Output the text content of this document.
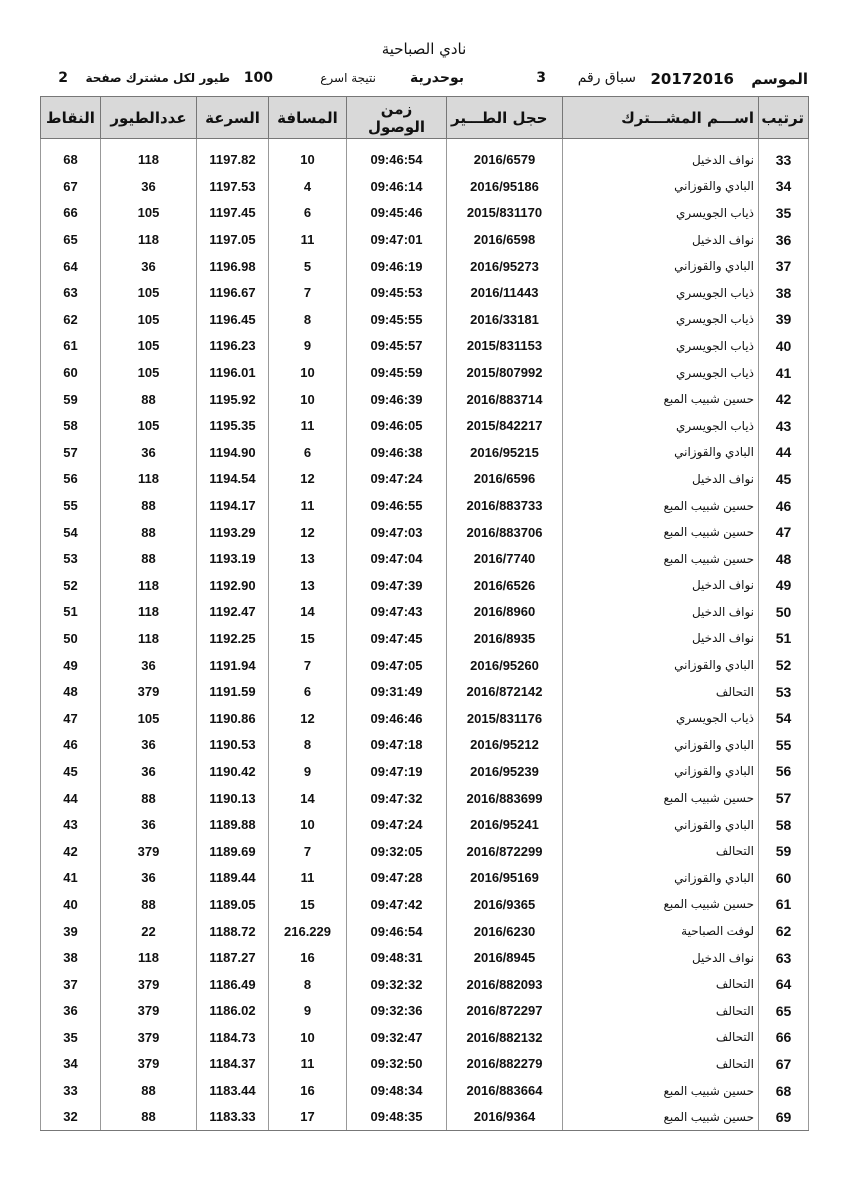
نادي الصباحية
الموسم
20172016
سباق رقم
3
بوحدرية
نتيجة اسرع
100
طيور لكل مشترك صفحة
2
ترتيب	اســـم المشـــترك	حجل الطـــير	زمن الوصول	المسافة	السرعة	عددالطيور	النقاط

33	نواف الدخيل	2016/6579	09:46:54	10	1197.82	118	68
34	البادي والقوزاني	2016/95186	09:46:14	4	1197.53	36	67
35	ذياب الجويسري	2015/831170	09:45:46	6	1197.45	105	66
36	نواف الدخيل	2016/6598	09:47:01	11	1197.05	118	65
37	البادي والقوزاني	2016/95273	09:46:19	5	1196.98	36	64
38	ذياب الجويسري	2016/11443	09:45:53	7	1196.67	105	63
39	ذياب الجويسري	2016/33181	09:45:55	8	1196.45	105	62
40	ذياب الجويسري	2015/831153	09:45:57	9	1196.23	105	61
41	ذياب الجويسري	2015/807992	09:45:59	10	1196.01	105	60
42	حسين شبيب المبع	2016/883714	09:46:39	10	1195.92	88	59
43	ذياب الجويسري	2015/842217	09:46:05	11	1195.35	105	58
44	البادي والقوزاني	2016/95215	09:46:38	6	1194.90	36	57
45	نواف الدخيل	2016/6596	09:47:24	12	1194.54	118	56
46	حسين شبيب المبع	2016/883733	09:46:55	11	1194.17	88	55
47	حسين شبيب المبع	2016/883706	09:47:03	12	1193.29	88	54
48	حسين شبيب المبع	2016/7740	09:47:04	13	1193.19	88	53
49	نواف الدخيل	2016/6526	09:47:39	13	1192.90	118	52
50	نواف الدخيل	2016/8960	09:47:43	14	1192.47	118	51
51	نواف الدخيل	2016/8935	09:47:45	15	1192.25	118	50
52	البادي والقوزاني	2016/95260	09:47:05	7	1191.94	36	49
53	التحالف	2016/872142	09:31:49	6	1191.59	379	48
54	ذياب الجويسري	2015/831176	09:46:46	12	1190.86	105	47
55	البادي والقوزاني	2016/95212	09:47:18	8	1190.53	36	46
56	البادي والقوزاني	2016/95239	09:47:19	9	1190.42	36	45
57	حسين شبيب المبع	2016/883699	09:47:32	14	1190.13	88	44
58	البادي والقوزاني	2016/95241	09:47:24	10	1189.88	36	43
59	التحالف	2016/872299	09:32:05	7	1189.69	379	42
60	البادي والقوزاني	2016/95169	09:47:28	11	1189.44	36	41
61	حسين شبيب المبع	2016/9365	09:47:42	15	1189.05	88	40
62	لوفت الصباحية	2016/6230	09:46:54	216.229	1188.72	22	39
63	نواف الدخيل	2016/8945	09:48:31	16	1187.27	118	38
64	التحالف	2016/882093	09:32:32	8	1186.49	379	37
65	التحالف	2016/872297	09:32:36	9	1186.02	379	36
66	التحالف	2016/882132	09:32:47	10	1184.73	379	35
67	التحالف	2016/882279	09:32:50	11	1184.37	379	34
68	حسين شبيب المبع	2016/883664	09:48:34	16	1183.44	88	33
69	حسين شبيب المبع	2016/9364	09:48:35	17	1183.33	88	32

# # # # #

Nothing in the entries should change as you copy them, except that the pictures are left out.

Output the text content of this document.
نادي الصباحية
الموسم
20172016
سباق رقم
3
بوحدرية
نتيجة اسرع
100
طيور لكل مشترك صفحة
2
ترتيب	اســـم المشـــترك	حجل الطـــير	زمن الوصول	المسافة	السرعة	عددالطيور	النقاط

33	نواف الدخيل	2016/6579	09:46:54	10	1197.82	118	68
34	البادي والقوزاني	2016/95186	09:46:14	4	1197.53	36	67
35	ذياب الجويسري	2015/831170	09:45:46	6	1197.45	105	66
36	نواف الدخيل	2016/6598	09:47:01	11	1197.05	118	65
37	البادي والقوزاني	2016/95273	09:46:19	5	1196.98	36	64
38	ذياب الجويسري	2016/11443	09:45:53	7	1196.67	105	63
39	ذياب الجويسري	2016/33181	09:45:55	8	1196.45	105	62
40	ذياب الجويسري	2015/831153	09:45:57	9	1196.23	105	61
41	ذياب الجويسري	2015/807992	09:45:59	10	1196.01	105	60
42	حسين شبيب المبع	2016/883714	09:46:39	10	1195.92	88	59
43	ذياب الجويسري	2015/842217	09:46:05	11	1195.35	105	58
44	البادي والقوزاني	2016/95215	09:46:38	6	1194.90	36	57
45	نواف الدخيل	2016/6596	09:47:24	12	1194.54	118	56
46	حسين شبيب المبع	2016/883733	09:46:55	11	1194.17	88	55
47	حسين شبيب المبع	2016/883706	09:47:03	12	1193.29	88	54
48	حسين شبيب المبع	2016/7740	09:47:04	13	1193.19	88	53
49	نواف الدخيل	2016/6526	09:47:39	13	1192.90	118	52
50	نواف الدخيل	2016/8960	09:47:43	14	1192.47	118	51
51	نواف الدخيل	2016/8935	09:47:45	15	1192.25	118	50
52	البادي والقوزاني	2016/95260	09:47:05	7	1191.94	36	49
53	التحالف	2016/872142	09:31:49	6	1191.59	379	48
54	ذياب الجويسري	2015/831176	09:46:46	12	1190.86	105	47
55	البادي والقوزاني	2016/95212	09:47:18	8	1190.53	36	46
56	البادي والقوزاني	2016/95239	09:47:19	9	1190.42	36	45
57	حسين شبيب المبع	2016/883699	09:47:32	14	1190.13	88	44
58	البادي والقوزاني	2016/95241	09:47:24	10	1189.88	36	43
59	التحالف	2016/872299	09:32:05	7	1189.69	379	42
60	البادي والقوزاني	2016/95169	09:47:28	11	1189.44	36	41
61	حسين شبيب المبع	2016/9365	09:47:42	15	1189.05	88	40
62	لوفت الصباحية	2016/6230	09:46:54	216.229	1188.72	22	39
63	نواف الدخيل	2016/8945	09:48:31	16	1187.27	118	38
64	التحالف	2016/882093	09:32:32	8	1186.49	379	37
65	التحالف	2016/872297	09:32:36	9	1186.02	379	36
66	التحالف	2016/882132	09:32:47	10	1184.73	379	35
67	التحالف	2016/882279	09:32:50	11	1184.37	379	34
68	حسين شبيب المبع	2016/883664	09:48:34	16	1183.44	88	33
69	حسين شبيب المبع	2016/9364	09:48:35	17	1183.33	88	32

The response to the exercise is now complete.